GIVEN INFORMATION:
◆ ◆ ◆
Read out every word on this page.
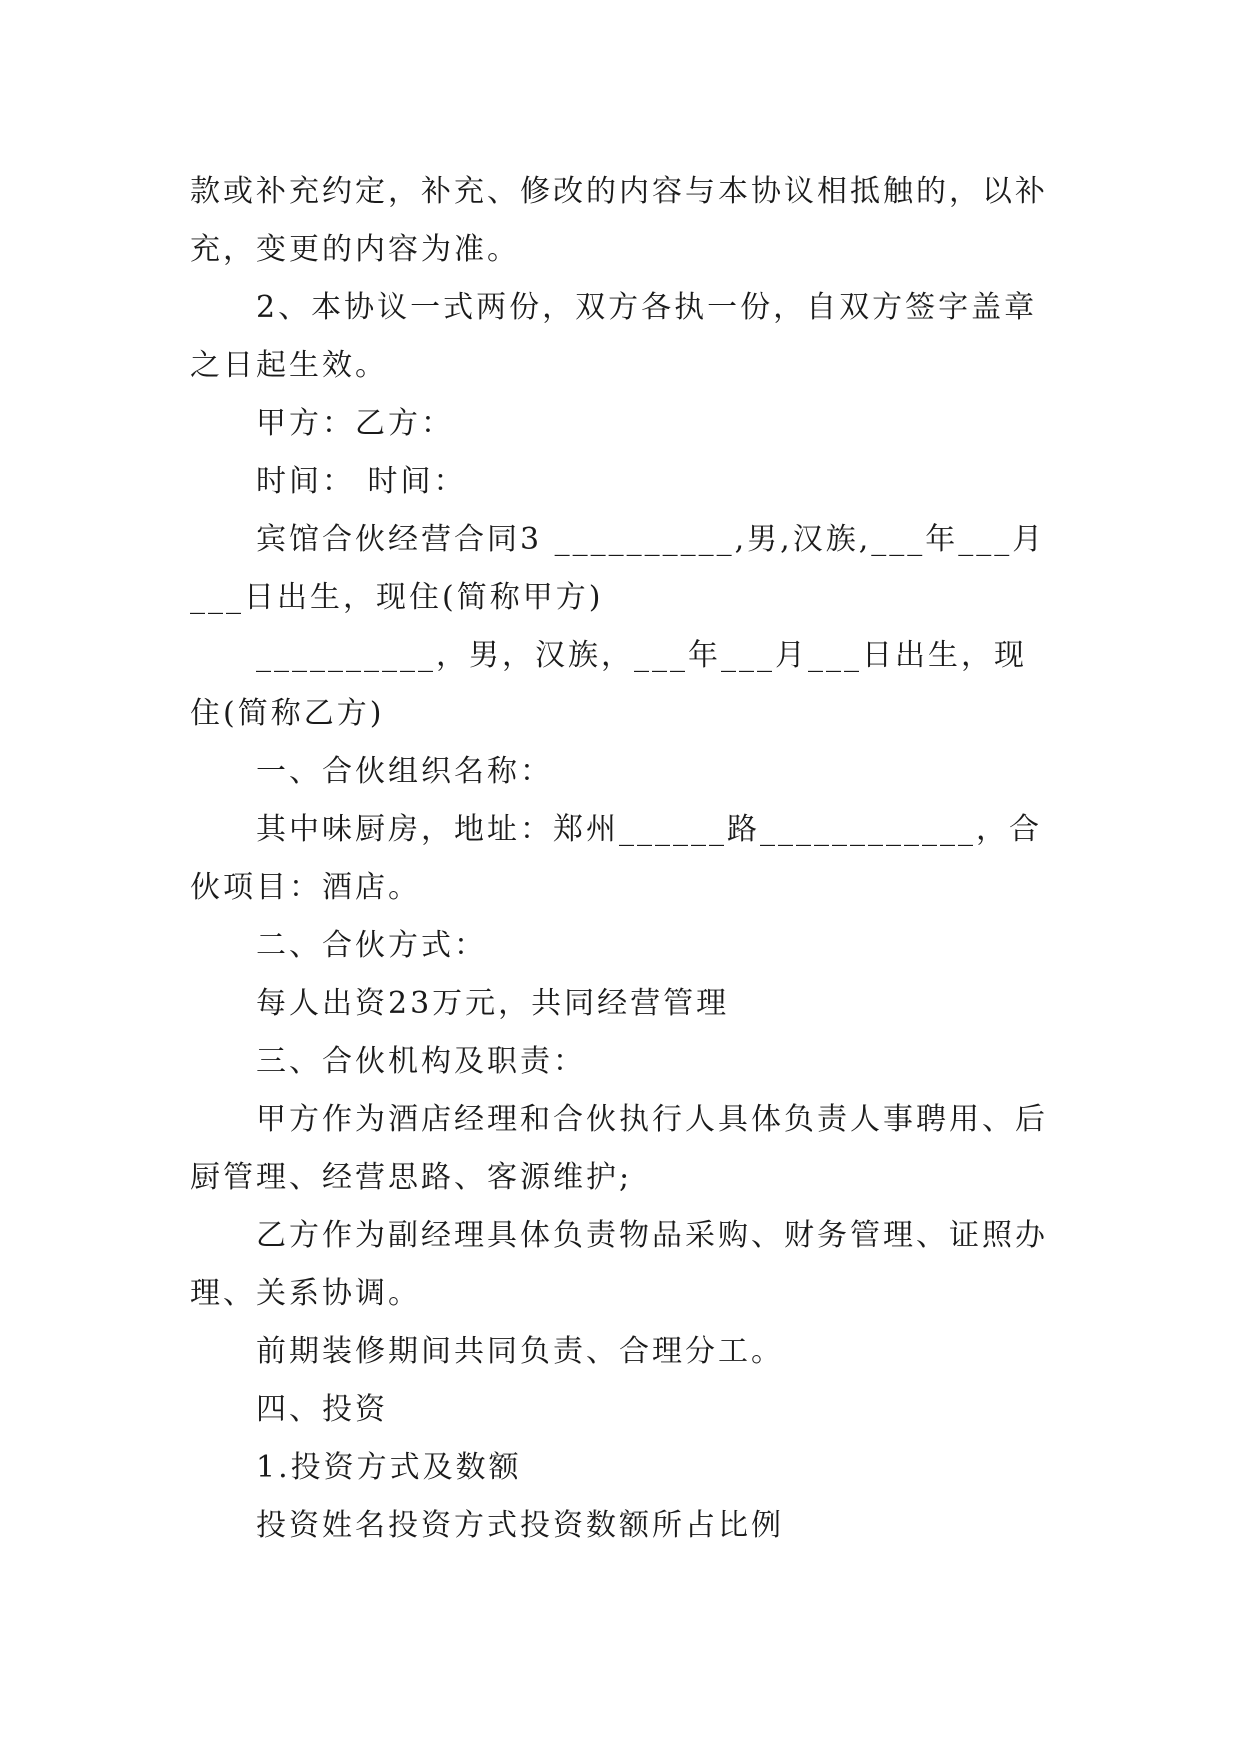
款或补充约定，补充、修改的内容与本协议相抵触的，以补充，变更的内容为准。

2、本协议一式两份，双方各执一份，自双方签字盖章之日起生效。

甲方：乙方：

时间： 时间：

宾馆合伙经营合同3 __________,男,汉族,___年___月___日出生，现住(简称甲方)

__________，男，汉族，___年___月___日出生，现住(简称乙方)

一、合伙组织名称：

其中味厨房，地址：郑州______路____________，合伙项目：酒店。

二、合伙方式：

每人出资23万元，共同经营管理

三、合伙机构及职责：

甲方作为酒店经理和合伙执行人具体负责人事聘用、后厨管理、经营思路、客源维护;

乙方作为副经理具体负责物品采购、财务管理、证照办理、关系协调。

前期装修期间共同负责、合理分工。

四、投资

1.投资方式及数额

投资姓名投资方式投资数额所占比例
◆ ◆ ◆
SET PROBLEM:
Copy every record character for character. Skip the pictures.

OUTPUT OF THE EXERCISE:
Read out every word on this page.
款或补充约定，补充、修改的内容与本协议相抵触的，以补充，变更的内容为准。

2、本协议一式两份，双方各执一份，自双方签字盖章之日起生效。

甲方：乙方：

时间： 时间：

宾馆合伙经营合同3 __________,男,汉族,___年___月___日出生，现住(简称甲方)

__________，男，汉族，___年___月___日出生，现住(简称乙方)

一、合伙组织名称：

其中味厨房，地址：郑州______路____________，合伙项目：酒店。

二、合伙方式：

每人出资23万元，共同经营管理

三、合伙机构及职责：

甲方作为酒店经理和合伙执行人具体负责人事聘用、后厨管理、经营思路、客源维护;

乙方作为副经理具体负责物品采购、财务管理、证照办理、关系协调。

前期装修期间共同负责、合理分工。

四、投资

1.投资方式及数额

投资姓名投资方式投资数额所占比例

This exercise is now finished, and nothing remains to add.